**Short task**
Scan the material below for the string "treści", and copy every line where it shows up.

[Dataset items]
>>

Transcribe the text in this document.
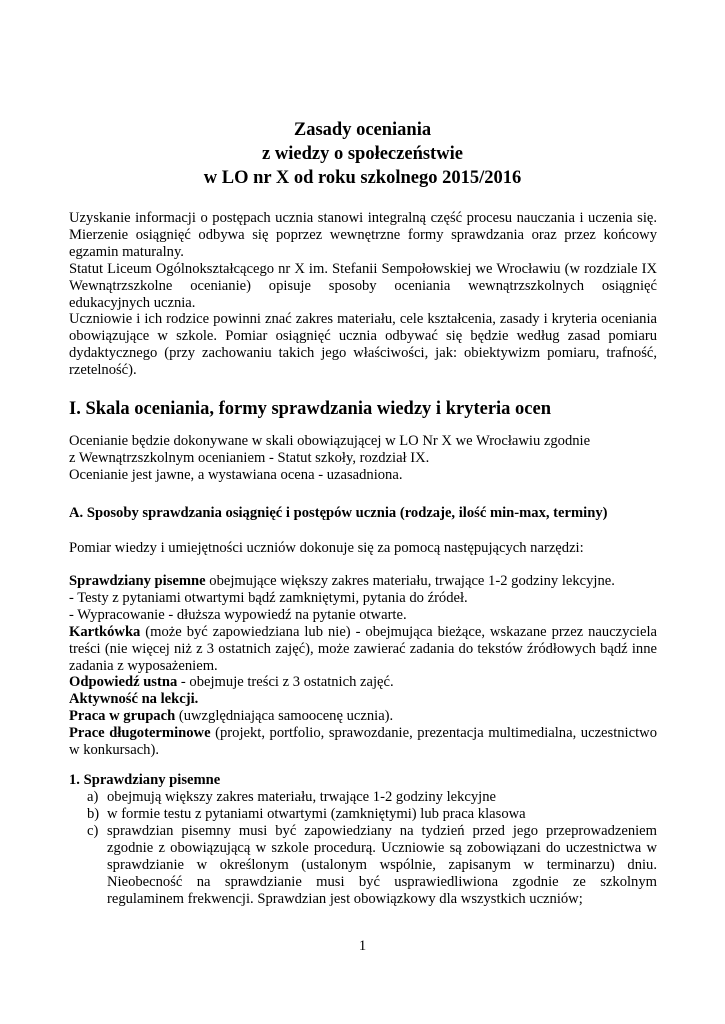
Zasady oceniania
z wiedzy o społeczeństwie
w LO nr X od roku szkolnego 2015/2016
Uzyskanie informacji o postępach ucznia stanowi integralną część procesu nauczania i uczenia się.
Mierzenie osiągnięć odbywa się poprzez wewnętrzne formy sprawdzania oraz przez końcowy
egzamin maturalny.
Statut Liceum Ogólnokształcącego nr X im. Stefanii Sempołowskiej we Wrocławiu (w rozdziale IX
Wewnątrzszkolne ocenianie) opisuje sposoby oceniania wewnątrzszkolnych osiągnięć
edukacyjnych ucznia.
Uczniowie i ich rodzice powinni znać zakres materiału, cele kształcenia, zasady i kryteria oceniania
obowiązujące w szkole. Pomiar osiągnięć ucznia odbywać się będzie według zasad pomiaru
dydaktycznego (przy zachowaniu takich jego właściwości, jak: obiektywizm pomiaru, trafność,
rzetelność).
I. Skala oceniania, formy sprawdzania wiedzy i kryteria ocen
Ocenianie będzie dokonywane w skali obowiązującej w LO Nr X we Wrocławiu zgodnie
z Wewnątrzszkolnym ocenianiem - Statut szkoły, rozdział IX.
Ocenianie jest jawne, a wystawiana ocena - uzasadniona.
A. Sposoby sprawdzania osiągnięć i postępów ucznia (rodzaje, ilość min-max, terminy)
Pomiar wiedzy i umiejętności uczniów dokonuje się za pomocą następujących narzędzi:
Sprawdziany pisemne obejmujące większy zakres materiału, trwające 1-2 godziny lekcyjne.
- Testy z pytaniami otwartymi bądź zamkniętymi, pytania do źródeł.
- Wypracowanie - dłuższa wypowiedź na pytanie otwarte.
Kartkówka (może być zapowiedziana lub nie) - obejmująca bieżące, wskazane przez nauczyciela
treści (nie więcej niż z 3 ostatnich zajęć), może zawierać zadania do tekstów źródłowych bądź inne
zadania z wyposażeniem.
Odpowiedź ustna - obejmuje treści z 3 ostatnich zajęć.
Aktywność na lekcji.
Praca w grupach (uwzględniająca samoocenę ucznia).
Prace długoterminowe (projekt, portfolio, sprawozdanie, prezentacja multimedialna, uczestnictwo
w konkursach).
1. Sprawdziany pisemne
a) obejmują większy zakres materiału, trwające 1-2 godziny lekcyjne
b) w formie testu z pytaniami otwartymi (zamkniętymi) lub praca klasowa
c) sprawdzian pisemny musi być zapowiedziany na tydzień przed jego przeprowadzeniem
zgodnie z obowiązującą w szkole procedurą. Uczniowie są zobowiązani do uczestnictwa w
sprawdzianie w określonym (ustalonym wspólnie, zapisanym w terminarzu) dniu.
Nieobecność na sprawdzianie musi być usprawiedliwiona zgodnie ze szkolnym
regulaminem frekwencji. Sprawdzian jest obowiązkowy dla wszystkich uczniów;
1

<<

**Final result**
treści (nie więcej niż z 3 ostatnich zajęć), może zawierać zadania do tekstów źródłowych bądź inne
Odpowiedź ustna - obejmuje treści z 3 ostatnich zajęć.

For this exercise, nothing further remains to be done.